Challenge:
Your task is to repeat, word for word, the line containing "Read all visible content and emit it as JSON." and all lines that follow it to the end of the material, and no other lines.

— START —

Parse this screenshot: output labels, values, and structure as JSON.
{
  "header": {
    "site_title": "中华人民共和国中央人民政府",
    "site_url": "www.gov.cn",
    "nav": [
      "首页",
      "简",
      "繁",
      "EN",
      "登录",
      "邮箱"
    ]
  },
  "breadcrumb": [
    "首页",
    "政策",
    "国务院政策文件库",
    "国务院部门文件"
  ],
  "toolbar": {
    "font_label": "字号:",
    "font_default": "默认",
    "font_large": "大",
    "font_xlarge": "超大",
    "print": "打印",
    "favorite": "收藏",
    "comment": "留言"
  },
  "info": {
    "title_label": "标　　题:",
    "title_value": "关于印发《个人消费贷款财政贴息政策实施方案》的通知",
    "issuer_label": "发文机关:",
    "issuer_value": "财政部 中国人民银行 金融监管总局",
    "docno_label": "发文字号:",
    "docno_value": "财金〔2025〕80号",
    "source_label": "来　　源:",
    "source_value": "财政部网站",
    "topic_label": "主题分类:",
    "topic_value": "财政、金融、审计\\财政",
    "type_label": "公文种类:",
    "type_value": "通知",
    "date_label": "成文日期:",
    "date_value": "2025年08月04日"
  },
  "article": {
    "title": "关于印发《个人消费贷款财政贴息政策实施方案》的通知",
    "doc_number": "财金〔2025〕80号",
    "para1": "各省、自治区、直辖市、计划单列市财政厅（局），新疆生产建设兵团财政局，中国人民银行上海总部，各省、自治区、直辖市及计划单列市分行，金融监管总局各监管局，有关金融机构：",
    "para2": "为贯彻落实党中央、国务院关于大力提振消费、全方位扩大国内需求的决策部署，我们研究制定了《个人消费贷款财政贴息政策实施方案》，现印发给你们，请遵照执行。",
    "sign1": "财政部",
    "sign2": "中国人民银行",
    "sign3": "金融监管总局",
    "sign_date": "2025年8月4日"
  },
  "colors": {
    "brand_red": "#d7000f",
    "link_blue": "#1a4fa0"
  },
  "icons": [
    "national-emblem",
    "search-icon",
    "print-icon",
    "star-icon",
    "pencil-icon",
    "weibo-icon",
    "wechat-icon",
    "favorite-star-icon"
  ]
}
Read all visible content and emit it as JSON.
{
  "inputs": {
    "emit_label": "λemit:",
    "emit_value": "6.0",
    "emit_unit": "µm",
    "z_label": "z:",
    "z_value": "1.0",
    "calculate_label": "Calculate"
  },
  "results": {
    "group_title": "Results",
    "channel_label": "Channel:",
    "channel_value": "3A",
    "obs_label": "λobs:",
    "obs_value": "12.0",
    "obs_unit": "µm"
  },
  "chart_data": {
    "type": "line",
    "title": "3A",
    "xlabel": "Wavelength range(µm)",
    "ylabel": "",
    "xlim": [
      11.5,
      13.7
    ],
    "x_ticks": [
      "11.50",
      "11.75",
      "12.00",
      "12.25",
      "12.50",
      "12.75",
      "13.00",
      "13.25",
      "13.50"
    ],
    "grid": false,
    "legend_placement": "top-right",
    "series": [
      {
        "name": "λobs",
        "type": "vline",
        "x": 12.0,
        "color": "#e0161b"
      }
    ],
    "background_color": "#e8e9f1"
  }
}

— END —

Solution for this problem:
Read all visible content and emit it as JSON.
{
  "inputs": {
    "emit_label": "λemit:",
    "emit_value": "6.0",
    "emit_unit": "µm",
    "z_label": "z:",
    "z_value": "1.0",
    "calculate_label": "Calculate"
  },
  "results": {
    "group_title": "Results",
    "channel_label": "Channel:",
    "channel_value": "3A",
    "obs_label": "λobs:",
    "obs_value": "12.0",
    "obs_unit": "µm"
  },
  "chart_data": {
    "type": "line",
    "title": "3A",
    "xlabel": "Wavelength range(µm)",
    "ylabel": "",
    "xlim": [
      11.5,
      13.7
    ],
    "x_ticks": [
      "11.50",
      "11.75",
      "12.00",
      "12.25",
      "12.50",
      "12.75",
      "13.00",
      "13.25",
      "13.50"
    ],
    "grid": false,
    "legend_placement": "top-right",
    "series": [
      {
        "name": "λobs",
        "type": "vline",
        "x": 12.0,
        "color": "#e0161b"
      }
    ],
    "background_color": "#e8e9f1"
  }
}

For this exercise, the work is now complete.